**What is needed:**
What is the number of lines in these entries that include "float"? Write that number and no other text.

**Stored entries:**
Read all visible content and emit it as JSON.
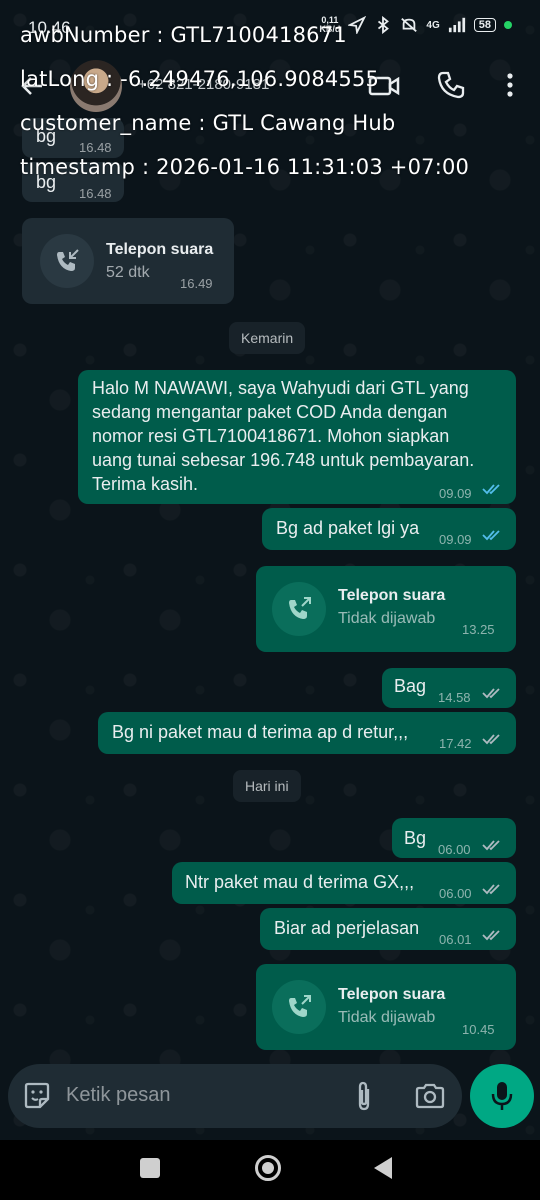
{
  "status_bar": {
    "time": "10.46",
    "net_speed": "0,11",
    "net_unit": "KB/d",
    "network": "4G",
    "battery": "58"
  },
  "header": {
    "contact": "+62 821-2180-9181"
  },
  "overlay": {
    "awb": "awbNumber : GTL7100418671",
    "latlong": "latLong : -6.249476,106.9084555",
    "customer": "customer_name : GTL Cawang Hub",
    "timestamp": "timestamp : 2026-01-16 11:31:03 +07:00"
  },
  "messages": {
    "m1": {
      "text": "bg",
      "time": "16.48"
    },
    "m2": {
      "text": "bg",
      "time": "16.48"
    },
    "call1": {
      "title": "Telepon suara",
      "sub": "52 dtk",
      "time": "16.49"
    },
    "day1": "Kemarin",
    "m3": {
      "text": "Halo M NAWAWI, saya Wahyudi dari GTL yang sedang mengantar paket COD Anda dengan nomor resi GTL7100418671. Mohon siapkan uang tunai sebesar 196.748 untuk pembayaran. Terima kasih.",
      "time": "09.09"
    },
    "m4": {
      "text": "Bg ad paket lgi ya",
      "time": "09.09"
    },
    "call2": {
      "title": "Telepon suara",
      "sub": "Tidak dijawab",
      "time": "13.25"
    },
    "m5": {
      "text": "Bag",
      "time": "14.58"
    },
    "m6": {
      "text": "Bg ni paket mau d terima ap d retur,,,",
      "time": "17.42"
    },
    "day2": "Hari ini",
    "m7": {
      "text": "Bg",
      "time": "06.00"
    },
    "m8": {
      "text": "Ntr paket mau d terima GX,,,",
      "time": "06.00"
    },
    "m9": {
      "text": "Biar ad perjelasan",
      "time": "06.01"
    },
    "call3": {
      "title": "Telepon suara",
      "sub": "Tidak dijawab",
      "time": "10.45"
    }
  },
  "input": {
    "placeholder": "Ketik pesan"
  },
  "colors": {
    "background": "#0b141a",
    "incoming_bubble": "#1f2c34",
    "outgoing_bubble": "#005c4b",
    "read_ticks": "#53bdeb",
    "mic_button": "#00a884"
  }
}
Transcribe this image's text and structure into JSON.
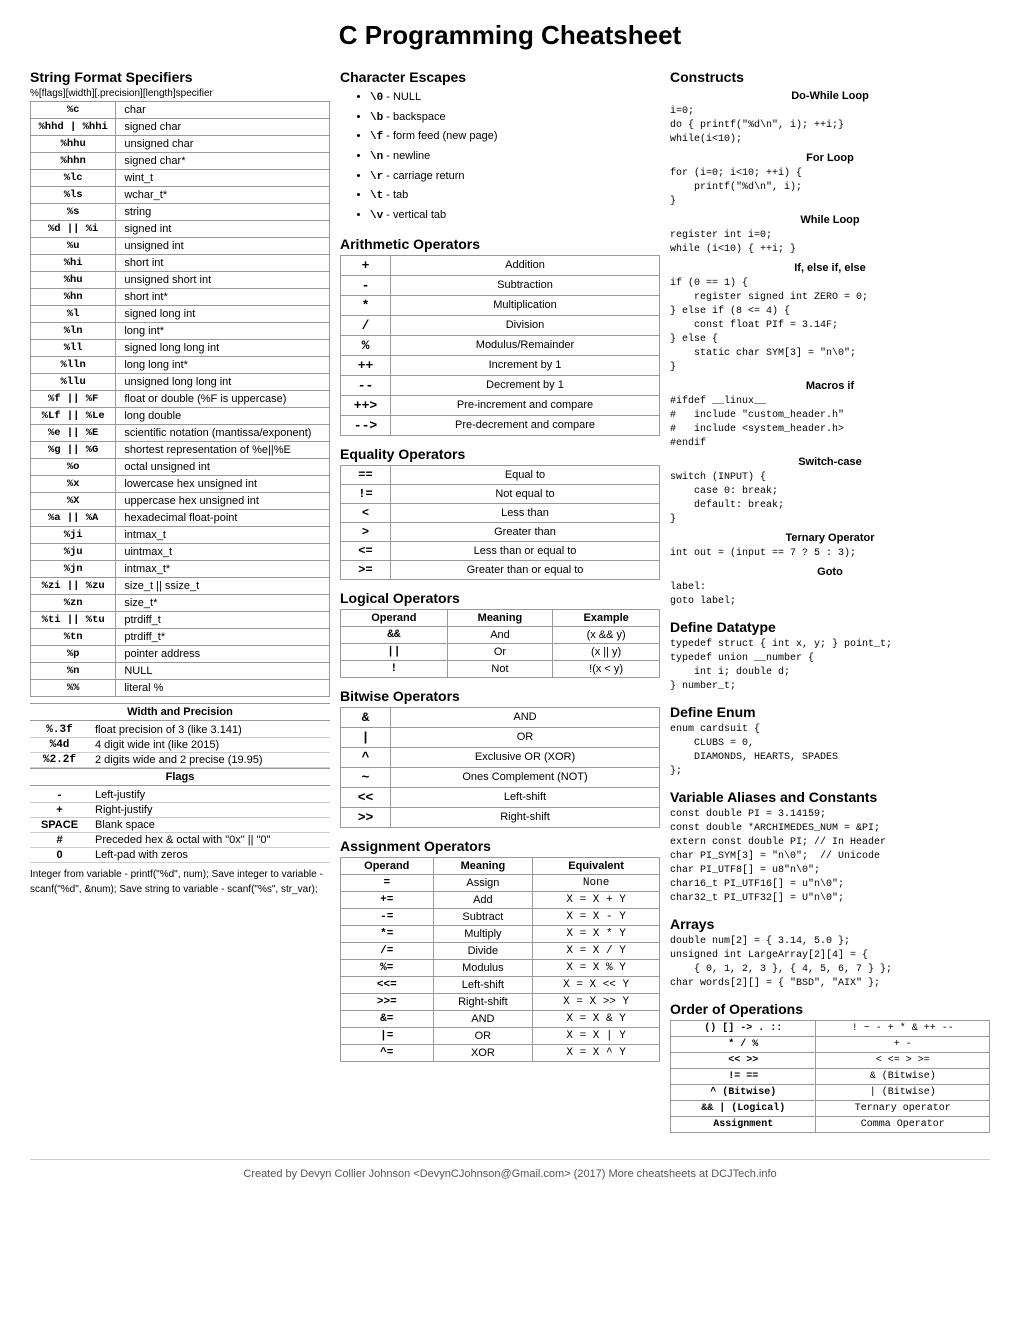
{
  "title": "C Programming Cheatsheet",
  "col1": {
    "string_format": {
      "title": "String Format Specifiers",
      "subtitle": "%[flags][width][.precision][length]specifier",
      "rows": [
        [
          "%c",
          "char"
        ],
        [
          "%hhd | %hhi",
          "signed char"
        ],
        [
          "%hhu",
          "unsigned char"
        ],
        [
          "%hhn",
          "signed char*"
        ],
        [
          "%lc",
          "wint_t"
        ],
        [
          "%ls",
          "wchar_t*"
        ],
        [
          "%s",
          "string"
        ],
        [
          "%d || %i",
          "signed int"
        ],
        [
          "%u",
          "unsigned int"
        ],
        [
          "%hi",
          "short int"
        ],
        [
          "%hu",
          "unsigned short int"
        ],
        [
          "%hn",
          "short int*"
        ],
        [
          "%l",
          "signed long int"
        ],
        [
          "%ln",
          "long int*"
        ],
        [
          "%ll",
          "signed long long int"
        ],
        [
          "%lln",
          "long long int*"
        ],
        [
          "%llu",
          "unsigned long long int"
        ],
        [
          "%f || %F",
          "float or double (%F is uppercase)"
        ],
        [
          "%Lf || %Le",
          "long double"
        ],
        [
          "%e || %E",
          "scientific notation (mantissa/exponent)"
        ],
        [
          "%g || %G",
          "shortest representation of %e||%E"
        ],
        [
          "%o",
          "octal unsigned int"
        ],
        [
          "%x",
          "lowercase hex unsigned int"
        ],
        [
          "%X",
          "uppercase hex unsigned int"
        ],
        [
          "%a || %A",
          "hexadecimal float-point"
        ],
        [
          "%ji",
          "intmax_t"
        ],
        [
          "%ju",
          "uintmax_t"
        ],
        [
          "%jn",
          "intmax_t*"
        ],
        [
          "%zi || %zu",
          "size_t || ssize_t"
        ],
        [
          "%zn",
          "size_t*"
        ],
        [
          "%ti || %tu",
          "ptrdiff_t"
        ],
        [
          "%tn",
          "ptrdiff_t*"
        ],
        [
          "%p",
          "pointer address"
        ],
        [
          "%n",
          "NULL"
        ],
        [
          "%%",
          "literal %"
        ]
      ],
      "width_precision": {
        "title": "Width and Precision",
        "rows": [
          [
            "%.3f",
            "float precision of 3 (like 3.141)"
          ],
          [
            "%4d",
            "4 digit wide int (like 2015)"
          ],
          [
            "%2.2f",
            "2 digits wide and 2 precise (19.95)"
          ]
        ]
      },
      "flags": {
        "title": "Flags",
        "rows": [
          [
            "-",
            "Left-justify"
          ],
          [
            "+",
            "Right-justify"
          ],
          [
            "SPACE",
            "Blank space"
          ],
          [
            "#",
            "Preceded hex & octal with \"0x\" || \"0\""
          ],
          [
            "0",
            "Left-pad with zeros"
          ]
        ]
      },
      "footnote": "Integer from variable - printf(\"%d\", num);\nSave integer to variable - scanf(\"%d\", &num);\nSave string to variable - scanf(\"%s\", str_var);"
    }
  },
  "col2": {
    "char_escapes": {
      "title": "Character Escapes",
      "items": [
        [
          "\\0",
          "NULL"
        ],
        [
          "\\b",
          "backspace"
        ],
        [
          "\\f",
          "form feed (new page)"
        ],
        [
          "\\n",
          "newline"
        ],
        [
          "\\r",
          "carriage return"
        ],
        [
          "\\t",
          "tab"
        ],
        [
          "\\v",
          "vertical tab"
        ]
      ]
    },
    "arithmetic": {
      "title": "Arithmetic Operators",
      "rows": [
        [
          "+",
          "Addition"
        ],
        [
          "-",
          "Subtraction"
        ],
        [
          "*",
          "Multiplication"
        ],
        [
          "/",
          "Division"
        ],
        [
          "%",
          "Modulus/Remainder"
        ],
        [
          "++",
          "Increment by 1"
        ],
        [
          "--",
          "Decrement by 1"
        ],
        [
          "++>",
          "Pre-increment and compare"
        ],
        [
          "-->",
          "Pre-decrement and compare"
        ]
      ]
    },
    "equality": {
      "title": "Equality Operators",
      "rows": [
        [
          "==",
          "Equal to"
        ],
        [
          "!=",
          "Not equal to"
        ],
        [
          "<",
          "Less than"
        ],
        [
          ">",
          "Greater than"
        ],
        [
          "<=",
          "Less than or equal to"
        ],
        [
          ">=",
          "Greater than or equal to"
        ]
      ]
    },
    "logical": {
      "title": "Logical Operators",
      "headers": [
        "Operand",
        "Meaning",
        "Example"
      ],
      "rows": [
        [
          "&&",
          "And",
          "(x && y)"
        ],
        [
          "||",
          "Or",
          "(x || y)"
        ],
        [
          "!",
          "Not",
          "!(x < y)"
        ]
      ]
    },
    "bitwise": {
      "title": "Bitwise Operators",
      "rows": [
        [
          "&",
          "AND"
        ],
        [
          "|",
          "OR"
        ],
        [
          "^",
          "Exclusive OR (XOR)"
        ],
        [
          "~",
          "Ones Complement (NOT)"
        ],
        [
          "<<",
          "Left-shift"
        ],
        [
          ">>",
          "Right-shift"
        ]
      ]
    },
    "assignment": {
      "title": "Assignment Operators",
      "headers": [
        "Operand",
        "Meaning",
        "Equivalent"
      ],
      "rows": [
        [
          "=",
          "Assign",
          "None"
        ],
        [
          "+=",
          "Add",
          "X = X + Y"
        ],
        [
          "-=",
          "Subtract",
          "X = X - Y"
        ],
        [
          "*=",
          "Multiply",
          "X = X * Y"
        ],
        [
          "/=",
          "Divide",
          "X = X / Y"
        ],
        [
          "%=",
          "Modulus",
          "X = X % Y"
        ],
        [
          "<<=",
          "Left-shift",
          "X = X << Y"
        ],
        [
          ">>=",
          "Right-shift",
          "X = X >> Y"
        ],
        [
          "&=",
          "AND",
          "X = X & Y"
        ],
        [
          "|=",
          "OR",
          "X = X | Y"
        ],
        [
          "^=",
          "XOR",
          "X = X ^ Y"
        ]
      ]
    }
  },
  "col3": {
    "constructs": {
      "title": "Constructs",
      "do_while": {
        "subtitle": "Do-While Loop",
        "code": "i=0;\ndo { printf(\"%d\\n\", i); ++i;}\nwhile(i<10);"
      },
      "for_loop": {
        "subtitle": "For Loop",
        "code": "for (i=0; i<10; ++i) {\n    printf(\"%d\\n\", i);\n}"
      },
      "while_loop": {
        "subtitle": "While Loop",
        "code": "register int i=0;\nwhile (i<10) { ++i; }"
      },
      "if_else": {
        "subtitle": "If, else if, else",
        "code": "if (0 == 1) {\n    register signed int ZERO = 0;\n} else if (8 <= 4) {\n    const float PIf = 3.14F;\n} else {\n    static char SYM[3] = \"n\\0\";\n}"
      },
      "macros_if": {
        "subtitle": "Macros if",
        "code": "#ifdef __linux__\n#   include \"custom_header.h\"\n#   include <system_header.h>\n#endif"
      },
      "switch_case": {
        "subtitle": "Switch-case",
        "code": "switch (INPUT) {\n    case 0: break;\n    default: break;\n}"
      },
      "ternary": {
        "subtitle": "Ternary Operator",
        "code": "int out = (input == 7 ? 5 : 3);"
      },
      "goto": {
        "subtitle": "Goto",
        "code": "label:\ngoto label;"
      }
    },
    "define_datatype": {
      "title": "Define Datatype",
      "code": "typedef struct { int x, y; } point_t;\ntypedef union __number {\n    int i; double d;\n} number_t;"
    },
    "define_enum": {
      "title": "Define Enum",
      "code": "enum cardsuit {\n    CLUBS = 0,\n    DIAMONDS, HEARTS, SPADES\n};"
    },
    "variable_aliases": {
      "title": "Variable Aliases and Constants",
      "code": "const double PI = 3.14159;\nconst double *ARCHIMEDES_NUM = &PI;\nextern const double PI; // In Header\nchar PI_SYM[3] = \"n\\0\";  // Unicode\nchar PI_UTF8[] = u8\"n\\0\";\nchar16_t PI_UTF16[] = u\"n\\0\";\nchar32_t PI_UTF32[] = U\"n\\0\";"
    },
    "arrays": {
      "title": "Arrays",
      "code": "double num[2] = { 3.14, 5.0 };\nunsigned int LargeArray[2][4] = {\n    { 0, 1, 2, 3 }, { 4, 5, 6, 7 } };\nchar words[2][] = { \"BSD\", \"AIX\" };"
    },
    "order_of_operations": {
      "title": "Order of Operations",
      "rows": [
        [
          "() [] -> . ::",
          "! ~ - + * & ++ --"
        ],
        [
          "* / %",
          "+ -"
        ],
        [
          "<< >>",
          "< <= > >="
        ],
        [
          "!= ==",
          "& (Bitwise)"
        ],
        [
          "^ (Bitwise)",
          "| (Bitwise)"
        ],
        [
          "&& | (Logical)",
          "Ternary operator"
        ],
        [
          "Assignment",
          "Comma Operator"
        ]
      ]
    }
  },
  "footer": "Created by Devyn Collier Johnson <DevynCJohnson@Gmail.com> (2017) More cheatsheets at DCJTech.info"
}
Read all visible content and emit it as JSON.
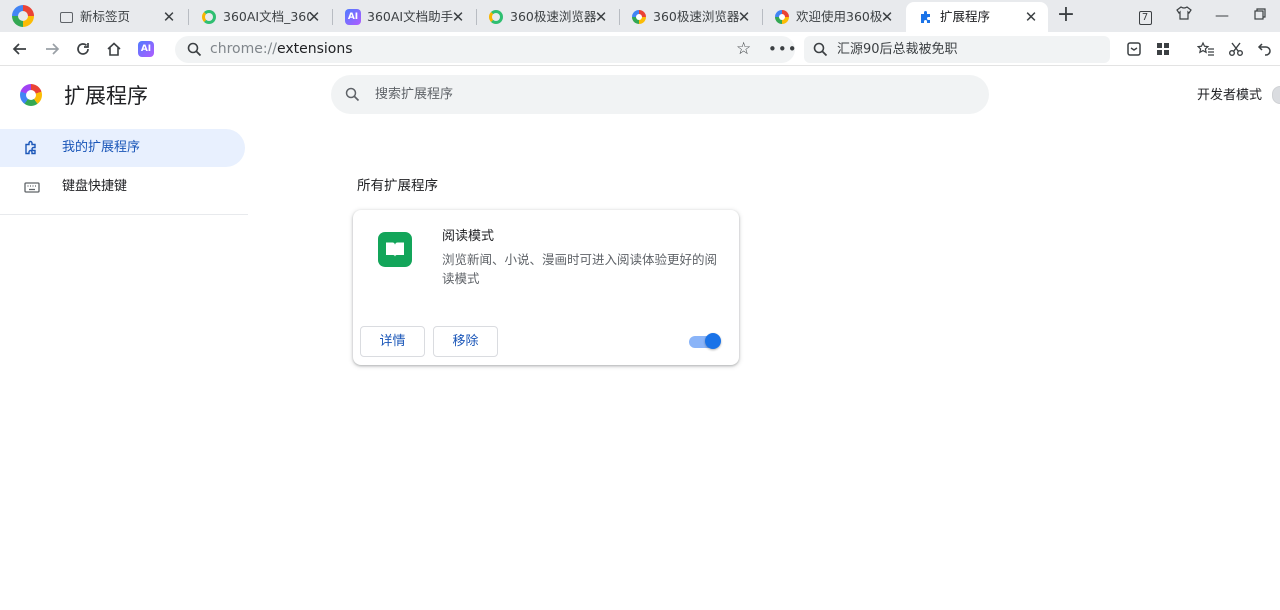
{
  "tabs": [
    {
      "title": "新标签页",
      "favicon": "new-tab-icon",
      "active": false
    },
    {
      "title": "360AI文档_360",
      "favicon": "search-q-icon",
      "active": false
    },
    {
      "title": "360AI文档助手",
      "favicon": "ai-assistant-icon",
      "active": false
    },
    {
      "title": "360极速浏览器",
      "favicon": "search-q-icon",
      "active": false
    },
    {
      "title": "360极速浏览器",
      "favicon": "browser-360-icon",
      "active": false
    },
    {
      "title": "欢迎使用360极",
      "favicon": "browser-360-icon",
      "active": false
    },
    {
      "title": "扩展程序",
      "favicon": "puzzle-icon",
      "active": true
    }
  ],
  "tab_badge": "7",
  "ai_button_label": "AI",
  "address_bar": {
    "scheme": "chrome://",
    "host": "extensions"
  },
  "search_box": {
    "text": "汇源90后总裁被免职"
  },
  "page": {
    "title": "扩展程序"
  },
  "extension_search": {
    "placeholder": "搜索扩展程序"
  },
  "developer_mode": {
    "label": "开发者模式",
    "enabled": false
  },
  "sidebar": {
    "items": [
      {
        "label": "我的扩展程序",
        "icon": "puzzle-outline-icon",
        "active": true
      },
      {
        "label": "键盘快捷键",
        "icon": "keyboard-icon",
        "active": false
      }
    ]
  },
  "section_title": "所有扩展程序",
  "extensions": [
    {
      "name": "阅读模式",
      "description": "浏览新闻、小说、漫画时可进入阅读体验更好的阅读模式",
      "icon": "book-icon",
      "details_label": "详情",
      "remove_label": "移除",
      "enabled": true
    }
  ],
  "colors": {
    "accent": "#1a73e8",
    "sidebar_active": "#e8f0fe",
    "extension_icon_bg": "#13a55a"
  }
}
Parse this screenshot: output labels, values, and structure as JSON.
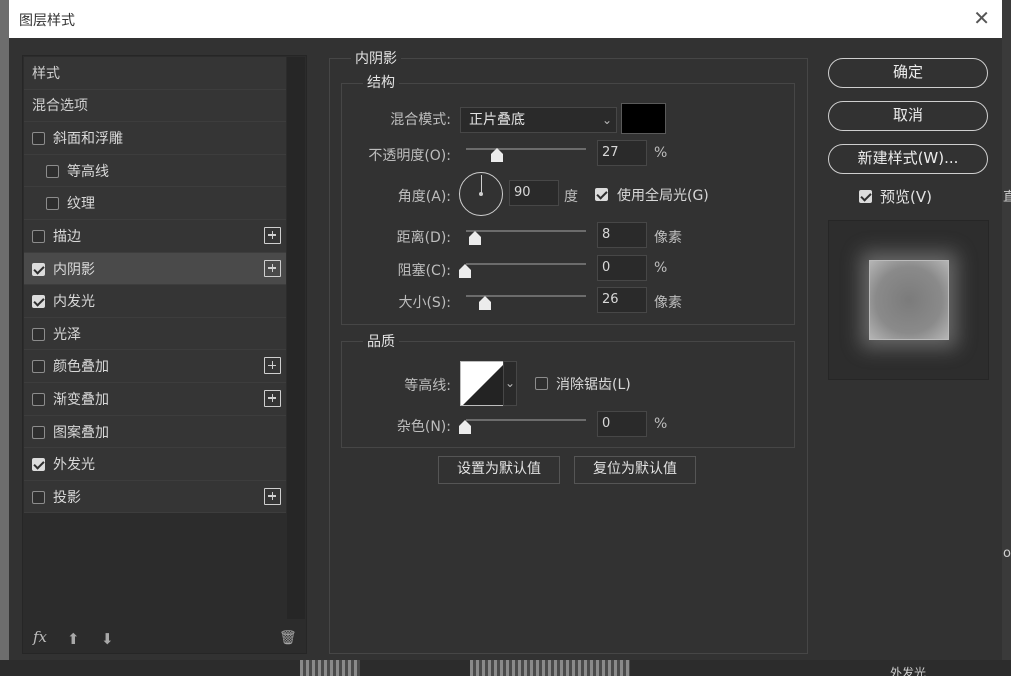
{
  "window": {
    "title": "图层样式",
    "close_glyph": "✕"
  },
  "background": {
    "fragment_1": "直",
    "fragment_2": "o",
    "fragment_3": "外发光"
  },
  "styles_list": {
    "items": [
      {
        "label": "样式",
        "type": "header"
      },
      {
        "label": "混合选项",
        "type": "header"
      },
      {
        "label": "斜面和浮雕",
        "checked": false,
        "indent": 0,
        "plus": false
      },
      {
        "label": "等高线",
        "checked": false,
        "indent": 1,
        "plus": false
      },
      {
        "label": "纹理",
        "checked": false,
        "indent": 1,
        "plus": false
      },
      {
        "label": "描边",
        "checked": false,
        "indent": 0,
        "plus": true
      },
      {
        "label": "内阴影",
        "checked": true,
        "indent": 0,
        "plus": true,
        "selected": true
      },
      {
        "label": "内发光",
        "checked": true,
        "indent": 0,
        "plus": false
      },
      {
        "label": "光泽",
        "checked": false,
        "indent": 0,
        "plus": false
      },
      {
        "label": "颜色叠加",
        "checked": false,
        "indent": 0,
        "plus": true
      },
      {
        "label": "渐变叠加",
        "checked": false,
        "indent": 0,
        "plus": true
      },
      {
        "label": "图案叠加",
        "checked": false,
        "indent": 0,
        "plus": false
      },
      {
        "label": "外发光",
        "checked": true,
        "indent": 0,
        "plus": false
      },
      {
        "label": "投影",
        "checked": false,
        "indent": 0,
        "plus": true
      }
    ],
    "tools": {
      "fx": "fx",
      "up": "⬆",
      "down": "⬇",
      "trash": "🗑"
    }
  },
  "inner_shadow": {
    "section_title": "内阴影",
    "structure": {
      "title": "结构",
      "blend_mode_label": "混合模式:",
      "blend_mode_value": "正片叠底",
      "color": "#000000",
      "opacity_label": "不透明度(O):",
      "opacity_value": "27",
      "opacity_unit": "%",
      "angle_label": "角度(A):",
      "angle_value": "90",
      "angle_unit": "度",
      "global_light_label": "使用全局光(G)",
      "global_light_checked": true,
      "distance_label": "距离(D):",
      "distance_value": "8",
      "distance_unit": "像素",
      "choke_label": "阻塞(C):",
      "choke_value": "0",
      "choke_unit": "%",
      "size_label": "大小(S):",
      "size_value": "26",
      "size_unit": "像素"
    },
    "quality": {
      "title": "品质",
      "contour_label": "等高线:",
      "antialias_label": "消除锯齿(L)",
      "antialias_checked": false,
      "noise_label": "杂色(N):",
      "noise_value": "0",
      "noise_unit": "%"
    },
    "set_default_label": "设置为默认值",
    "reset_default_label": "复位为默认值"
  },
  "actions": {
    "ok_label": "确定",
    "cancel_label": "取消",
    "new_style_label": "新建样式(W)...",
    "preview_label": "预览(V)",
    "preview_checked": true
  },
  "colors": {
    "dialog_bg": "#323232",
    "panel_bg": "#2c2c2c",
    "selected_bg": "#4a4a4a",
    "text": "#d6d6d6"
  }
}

**Exercise solution:**
4